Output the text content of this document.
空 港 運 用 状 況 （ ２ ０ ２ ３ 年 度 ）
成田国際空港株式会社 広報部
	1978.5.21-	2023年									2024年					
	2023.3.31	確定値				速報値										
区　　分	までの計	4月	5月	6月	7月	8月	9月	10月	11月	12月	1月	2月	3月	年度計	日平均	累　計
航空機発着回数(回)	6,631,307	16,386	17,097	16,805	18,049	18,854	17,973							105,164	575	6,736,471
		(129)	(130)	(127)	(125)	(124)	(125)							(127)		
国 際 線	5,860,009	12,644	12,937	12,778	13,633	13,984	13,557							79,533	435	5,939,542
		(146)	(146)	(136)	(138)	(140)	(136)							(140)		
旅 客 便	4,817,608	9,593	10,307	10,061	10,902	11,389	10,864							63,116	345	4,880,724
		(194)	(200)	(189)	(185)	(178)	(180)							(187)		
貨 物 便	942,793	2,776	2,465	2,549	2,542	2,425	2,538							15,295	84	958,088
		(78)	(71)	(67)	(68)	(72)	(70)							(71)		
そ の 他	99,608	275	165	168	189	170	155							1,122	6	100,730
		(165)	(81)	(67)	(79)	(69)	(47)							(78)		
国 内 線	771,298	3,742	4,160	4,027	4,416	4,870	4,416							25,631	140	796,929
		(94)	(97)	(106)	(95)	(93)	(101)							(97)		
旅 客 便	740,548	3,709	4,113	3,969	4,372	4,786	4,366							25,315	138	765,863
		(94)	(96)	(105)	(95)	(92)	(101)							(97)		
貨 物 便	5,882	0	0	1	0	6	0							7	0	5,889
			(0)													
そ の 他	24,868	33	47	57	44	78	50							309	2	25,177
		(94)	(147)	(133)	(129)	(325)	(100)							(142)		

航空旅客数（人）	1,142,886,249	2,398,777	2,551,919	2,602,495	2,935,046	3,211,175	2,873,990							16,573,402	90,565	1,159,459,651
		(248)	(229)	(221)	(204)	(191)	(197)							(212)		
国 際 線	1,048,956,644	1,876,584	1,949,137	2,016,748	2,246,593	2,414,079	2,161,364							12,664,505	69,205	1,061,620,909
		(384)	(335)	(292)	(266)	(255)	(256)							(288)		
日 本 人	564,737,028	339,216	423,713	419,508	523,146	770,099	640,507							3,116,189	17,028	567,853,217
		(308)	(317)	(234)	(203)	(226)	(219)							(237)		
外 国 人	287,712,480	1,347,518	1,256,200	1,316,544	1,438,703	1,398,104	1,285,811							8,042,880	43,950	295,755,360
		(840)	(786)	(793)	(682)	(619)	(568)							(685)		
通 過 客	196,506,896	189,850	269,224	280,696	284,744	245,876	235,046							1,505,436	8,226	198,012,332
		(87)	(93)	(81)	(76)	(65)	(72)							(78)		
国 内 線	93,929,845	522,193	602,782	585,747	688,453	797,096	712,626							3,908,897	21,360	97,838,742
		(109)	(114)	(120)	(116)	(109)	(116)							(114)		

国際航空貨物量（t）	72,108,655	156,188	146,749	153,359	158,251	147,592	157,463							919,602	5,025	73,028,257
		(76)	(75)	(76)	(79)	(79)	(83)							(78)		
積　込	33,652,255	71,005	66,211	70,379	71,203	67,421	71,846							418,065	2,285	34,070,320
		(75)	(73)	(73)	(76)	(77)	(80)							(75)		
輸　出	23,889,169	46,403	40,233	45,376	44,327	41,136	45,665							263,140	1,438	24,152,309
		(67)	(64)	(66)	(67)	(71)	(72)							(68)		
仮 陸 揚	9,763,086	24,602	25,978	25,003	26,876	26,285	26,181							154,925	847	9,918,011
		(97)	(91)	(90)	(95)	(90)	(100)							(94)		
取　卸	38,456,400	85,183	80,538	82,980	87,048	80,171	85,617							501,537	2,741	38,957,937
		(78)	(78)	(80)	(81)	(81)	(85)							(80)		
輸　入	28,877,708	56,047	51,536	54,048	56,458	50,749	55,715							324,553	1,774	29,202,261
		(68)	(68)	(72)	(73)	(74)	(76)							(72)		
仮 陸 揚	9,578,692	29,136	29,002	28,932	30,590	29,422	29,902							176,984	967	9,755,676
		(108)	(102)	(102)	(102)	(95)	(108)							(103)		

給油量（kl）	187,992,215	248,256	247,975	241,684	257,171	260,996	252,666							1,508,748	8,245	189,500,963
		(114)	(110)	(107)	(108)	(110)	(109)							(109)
● ● ● ●
▸ TASK: Copy out the material above in its entirety. Every detail must match.

▸ PROBLEM SOLUTION:
Output the text content of this document.
空 港 運 用 状 況 （ ２ ０ ２ ３ 年 度 ）
成田国際空港株式会社 広報部
	1978.5.21-	2023年									2024年					
	2023.3.31	確定値				速報値										
区　　分	までの計	4月	5月	6月	7月	8月	9月	10月	11月	12月	1月	2月	3月	年度計	日平均	累　計
航空機発着回数(回)	6,631,307	16,386	17,097	16,805	18,049	18,854	17,973							105,164	575	6,736,471
		(129)	(130)	(127)	(125)	(124)	(125)							(127)		
国 際 線	5,860,009	12,644	12,937	12,778	13,633	13,984	13,557							79,533	435	5,939,542
		(146)	(146)	(136)	(138)	(140)	(136)							(140)		
旅 客 便	4,817,608	9,593	10,307	10,061	10,902	11,389	10,864							63,116	345	4,880,724
		(194)	(200)	(189)	(185)	(178)	(180)							(187)		
貨 物 便	942,793	2,776	2,465	2,549	2,542	2,425	2,538							15,295	84	958,088
		(78)	(71)	(67)	(68)	(72)	(70)							(71)		
そ の 他	99,608	275	165	168	189	170	155							1,122	6	100,730
		(165)	(81)	(67)	(79)	(69)	(47)							(78)		
国 内 線	771,298	3,742	4,160	4,027	4,416	4,870	4,416							25,631	140	796,929
		(94)	(97)	(106)	(95)	(93)	(101)							(97)		
旅 客 便	740,548	3,709	4,113	3,969	4,372	4,786	4,366							25,315	138	765,863
		(94)	(96)	(105)	(95)	(92)	(101)							(97)		
貨 物 便	5,882	0	0	1	0	6	0							7	0	5,889
			(0)													
そ の 他	24,868	33	47	57	44	78	50							309	2	25,177
		(94)	(147)	(133)	(129)	(325)	(100)							(142)		

航空旅客数（人）	1,142,886,249	2,398,777	2,551,919	2,602,495	2,935,046	3,211,175	2,873,990							16,573,402	90,565	1,159,459,651
		(248)	(229)	(221)	(204)	(191)	(197)							(212)		
国 際 線	1,048,956,644	1,876,584	1,949,137	2,016,748	2,246,593	2,414,079	2,161,364							12,664,505	69,205	1,061,620,909
		(384)	(335)	(292)	(266)	(255)	(256)							(288)		
日 本 人	564,737,028	339,216	423,713	419,508	523,146	770,099	640,507							3,116,189	17,028	567,853,217
		(308)	(317)	(234)	(203)	(226)	(219)							(237)		
外 国 人	287,712,480	1,347,518	1,256,200	1,316,544	1,438,703	1,398,104	1,285,811							8,042,880	43,950	295,755,360
		(840)	(786)	(793)	(682)	(619)	(568)							(685)		
通 過 客	196,506,896	189,850	269,224	280,696	284,744	245,876	235,046							1,505,436	8,226	198,012,332
		(87)	(93)	(81)	(76)	(65)	(72)							(78)		
国 内 線	93,929,845	522,193	602,782	585,747	688,453	797,096	712,626							3,908,897	21,360	97,838,742
		(109)	(114)	(120)	(116)	(109)	(116)							(114)		

国際航空貨物量（t）	72,108,655	156,188	146,749	153,359	158,251	147,592	157,463							919,602	5,025	73,028,257
		(76)	(75)	(76)	(79)	(79)	(83)							(78)		
積　込	33,652,255	71,005	66,211	70,379	71,203	67,421	71,846							418,065	2,285	34,070,320
		(75)	(73)	(73)	(76)	(77)	(80)							(75)		
輸　出	23,889,169	46,403	40,233	45,376	44,327	41,136	45,665							263,140	1,438	24,152,309
		(67)	(64)	(66)	(67)	(71)	(72)							(68)		
仮 陸 揚	9,763,086	24,602	25,978	25,003	26,876	26,285	26,181							154,925	847	9,918,011
		(97)	(91)	(90)	(95)	(90)	(100)							(94)		
取　卸	38,456,400	85,183	80,538	82,980	87,048	80,171	85,617							501,537	2,741	38,957,937
		(78)	(78)	(80)	(81)	(81)	(85)							(80)		
輸　入	28,877,708	56,047	51,536	54,048	56,458	50,749	55,715							324,553	1,774	29,202,261
		(68)	(68)	(72)	(73)	(74)	(76)							(72)		
仮 陸 揚	9,578,692	29,136	29,002	28,932	30,590	29,422	29,902							176,984	967	9,755,676
		(108)	(102)	(102)	(102)	(95)	(108)							(103)		

給油量（kl）	187,992,215	248,256	247,975	241,684	257,171	260,996	252,666							1,508,748	8,245	189,500,963
		(114)	(110)	(107)	(108)	(110)	(109)							(109)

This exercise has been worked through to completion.